§ 問題文
次に示す資料のすべての行を、空行を除いたうえで番号付きリストの形式に整えてください。

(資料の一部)
.....
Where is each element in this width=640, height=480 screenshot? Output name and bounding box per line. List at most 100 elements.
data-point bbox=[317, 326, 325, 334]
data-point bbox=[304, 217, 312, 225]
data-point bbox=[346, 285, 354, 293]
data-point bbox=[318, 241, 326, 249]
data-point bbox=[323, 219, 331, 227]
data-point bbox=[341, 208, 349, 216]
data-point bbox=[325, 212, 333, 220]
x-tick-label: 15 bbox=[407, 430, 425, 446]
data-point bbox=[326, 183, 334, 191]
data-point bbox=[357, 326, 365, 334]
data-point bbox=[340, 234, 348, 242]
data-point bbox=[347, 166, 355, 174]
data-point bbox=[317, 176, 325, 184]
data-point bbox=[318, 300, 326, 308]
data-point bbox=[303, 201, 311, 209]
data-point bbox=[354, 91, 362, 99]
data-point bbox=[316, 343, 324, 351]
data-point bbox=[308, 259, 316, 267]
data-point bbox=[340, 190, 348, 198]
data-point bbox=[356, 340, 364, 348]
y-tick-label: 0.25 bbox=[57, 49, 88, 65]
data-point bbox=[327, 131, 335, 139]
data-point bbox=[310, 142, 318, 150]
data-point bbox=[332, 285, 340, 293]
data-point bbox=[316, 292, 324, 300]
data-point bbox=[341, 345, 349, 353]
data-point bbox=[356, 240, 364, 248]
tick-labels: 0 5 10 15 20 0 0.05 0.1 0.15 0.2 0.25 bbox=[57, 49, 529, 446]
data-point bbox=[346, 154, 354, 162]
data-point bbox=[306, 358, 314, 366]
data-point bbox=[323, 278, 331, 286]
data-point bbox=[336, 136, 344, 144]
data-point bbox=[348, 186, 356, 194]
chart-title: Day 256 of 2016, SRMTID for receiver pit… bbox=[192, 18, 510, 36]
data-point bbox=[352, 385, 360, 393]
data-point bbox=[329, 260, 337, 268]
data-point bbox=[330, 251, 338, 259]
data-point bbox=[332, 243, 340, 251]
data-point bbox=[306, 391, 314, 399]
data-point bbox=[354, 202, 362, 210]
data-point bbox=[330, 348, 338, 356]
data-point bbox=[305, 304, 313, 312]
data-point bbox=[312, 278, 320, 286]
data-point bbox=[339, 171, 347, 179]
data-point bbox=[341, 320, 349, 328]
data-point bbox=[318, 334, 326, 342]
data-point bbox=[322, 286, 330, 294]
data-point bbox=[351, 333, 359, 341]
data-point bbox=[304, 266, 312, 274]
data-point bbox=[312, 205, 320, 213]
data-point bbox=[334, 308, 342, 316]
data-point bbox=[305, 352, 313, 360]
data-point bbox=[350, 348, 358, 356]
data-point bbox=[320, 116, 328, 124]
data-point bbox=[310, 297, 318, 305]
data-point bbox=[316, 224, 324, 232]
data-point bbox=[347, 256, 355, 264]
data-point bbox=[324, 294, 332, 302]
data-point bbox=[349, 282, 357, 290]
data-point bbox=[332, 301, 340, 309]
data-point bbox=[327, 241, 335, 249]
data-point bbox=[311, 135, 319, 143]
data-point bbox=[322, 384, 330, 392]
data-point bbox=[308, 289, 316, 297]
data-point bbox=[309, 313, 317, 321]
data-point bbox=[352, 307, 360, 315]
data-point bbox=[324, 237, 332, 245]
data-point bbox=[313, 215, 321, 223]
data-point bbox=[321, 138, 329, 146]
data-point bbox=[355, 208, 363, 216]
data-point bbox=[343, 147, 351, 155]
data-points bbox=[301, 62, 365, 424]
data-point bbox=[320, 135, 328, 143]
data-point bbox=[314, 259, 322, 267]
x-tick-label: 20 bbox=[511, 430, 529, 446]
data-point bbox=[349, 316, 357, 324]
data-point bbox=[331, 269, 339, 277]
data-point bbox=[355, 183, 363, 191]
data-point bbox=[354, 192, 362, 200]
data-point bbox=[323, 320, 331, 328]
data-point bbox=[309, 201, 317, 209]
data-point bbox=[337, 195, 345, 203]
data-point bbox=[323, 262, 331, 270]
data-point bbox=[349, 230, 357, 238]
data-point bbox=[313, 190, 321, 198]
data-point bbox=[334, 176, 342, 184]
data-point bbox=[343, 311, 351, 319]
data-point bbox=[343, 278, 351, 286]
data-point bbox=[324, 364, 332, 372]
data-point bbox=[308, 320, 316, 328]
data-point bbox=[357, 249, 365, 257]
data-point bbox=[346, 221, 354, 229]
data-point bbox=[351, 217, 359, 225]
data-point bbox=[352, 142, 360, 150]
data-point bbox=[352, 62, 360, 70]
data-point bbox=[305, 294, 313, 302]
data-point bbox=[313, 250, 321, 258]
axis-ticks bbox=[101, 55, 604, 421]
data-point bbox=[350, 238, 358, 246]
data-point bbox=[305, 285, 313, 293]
.....
§ 解答例
1. Where is each element in this width=640, height=480 screenshot? Output name and bounding box per line. List at most 100 elements.
2. data-point bbox=[317, 326, 325, 334]
3. data-point bbox=[304, 217, 312, 225]
4. data-point bbox=[346, 285, 354, 293]
5. data-point bbox=[318, 241, 326, 249]
6. data-point bbox=[323, 219, 331, 227]
7. data-point bbox=[341, 208, 349, 216]
8. data-point bbox=[325, 212, 333, 220]
9. x-tick-label: 15 bbox=[407, 430, 425, 446]
10. data-point bbox=[326, 183, 334, 191]
11. data-point bbox=[357, 326, 365, 334]
12. data-point bbox=[340, 234, 348, 242]
13. data-point bbox=[347, 166, 355, 174]
14. data-point bbox=[317, 176, 325, 184]
15. data-point bbox=[318, 300, 326, 308]
16. data-point bbox=[303, 201, 311, 209]
17. data-point bbox=[354, 91, 362, 99]
18. data-point bbox=[316, 343, 324, 351]
19. data-point bbox=[308, 259, 316, 267]
20. data-point bbox=[340, 190, 348, 198]
21. data-point bbox=[356, 340, 364, 348]
22. y-tick-label: 0.25 bbox=[57, 49, 88, 65]
23. data-point bbox=[327, 131, 335, 139]
24. data-point bbox=[310, 142, 318, 150]
25. data-point bbox=[332, 285, 340, 293]
26. data-point bbox=[316, 292, 324, 300]
27. data-point bbox=[341, 345, 349, 353]
28. data-point bbox=[356, 240, 364, 248]
29. tick-labels: 0 5 10 15 20 0 0.05 0.1 0.15 0.2 0.25 bbox=[57, 49, 529, 446]
30. data-point bbox=[346, 154, 354, 162]
31. data-point bbox=[306, 358, 314, 366]
32. data-point bbox=[323, 278, 331, 286]
33. data-point bbox=[336, 136, 344, 144]
34. data-point bbox=[348, 186, 356, 194]
35. chart-title: Day 256 of 2016, SRMTID for receiver pit… bbox=[192, 18, 510, 36]
36. data-point bbox=[352, 385, 360, 393]
37. data-point bbox=[329, 260, 337, 268]
38. data-point bbox=[330, 251, 338, 259]
39. data-point bbox=[332, 243, 340, 251]
40. data-point bbox=[306, 391, 314, 399]
41. data-point bbox=[354, 202, 362, 210]
42. data-point bbox=[330, 348, 338, 356]
43. data-point bbox=[305, 304, 313, 312]
44. data-point bbox=[312, 278, 320, 286]
45. data-point bbox=[339, 171, 347, 179]
46. data-point bbox=[341, 320, 349, 328]
47. data-point bbox=[318, 334, 326, 342]
48. data-point bbox=[322, 286, 330, 294]
49. data-point bbox=[351, 333, 359, 341]
50. data-point bbox=[304, 266, 312, 274]
51. data-point bbox=[312, 205, 320, 213]
52. data-point bbox=[334, 308, 342, 316]
53. data-point bbox=[305, 352, 313, 360]
54. data-point bbox=[350, 348, 358, 356]
55. data-point bbox=[320, 116, 328, 124]
56. data-point bbox=[310, 297, 318, 305]
57. data-point bbox=[316, 224, 324, 232]
58. data-point bbox=[347, 256, 355, 264]
59. data-point bbox=[324, 294, 332, 302]
60. data-point bbox=[349, 282, 357, 290]
61. data-point bbox=[332, 301, 340, 309]
62. data-point bbox=[327, 241, 335, 249]
63. data-point bbox=[311, 135, 319, 143]
64. data-point bbox=[322, 384, 330, 392]
65. data-point bbox=[308, 289, 316, 297]
66. data-point bbox=[309, 313, 317, 321]
67. data-point bbox=[352, 307, 360, 315]
68. data-point bbox=[324, 237, 332, 245]
69. data-point bbox=[313, 215, 321, 223]
70. data-point bbox=[321, 138, 329, 146]
71. data-point bbox=[355, 208, 363, 216]
72. data-point bbox=[343, 147, 351, 155]
73. data-points bbox=[301, 62, 365, 424]
74. data-point bbox=[320, 135, 328, 143]
75. data-point bbox=[314, 259, 322, 267]
76. x-tick-label: 20 bbox=[511, 430, 529, 446]
77. data-point bbox=[349, 316, 357, 324]
78. data-point bbox=[331, 269, 339, 277]
79. data-point bbox=[355, 183, 363, 191]
80. data-point bbox=[354, 192, 362, 200]
81. data-point bbox=[323, 320, 331, 328]
82. data-point bbox=[309, 201, 317, 209]
83. data-point bbox=[337, 195, 345, 203]
84. data-point bbox=[323, 262, 331, 270]
85. data-point bbox=[349, 230, 357, 238]
86. data-point bbox=[313, 190, 321, 198]
87. data-point bbox=[334, 176, 342, 184]
88. data-point bbox=[343, 311, 351, 319]
89. data-point bbox=[343, 278, 351, 286]
90. data-point bbox=[324, 364, 332, 372]
91. data-point bbox=[308, 320, 316, 328]
92. data-point bbox=[357, 249, 365, 257]
93. data-point bbox=[346, 221, 354, 229]
94. data-point bbox=[351, 217, 359, 225]
95. data-point bbox=[352, 142, 360, 150]
96. data-point bbox=[352, 62, 360, 70]
97. data-point bbox=[305, 294, 313, 302]
98. data-point bbox=[313, 250, 321, 258]
99. axis-ticks bbox=[101, 55, 604, 421]
100. data-point bbox=[350, 238, 358, 246]
101. data-point bbox=[305, 285, 313, 293]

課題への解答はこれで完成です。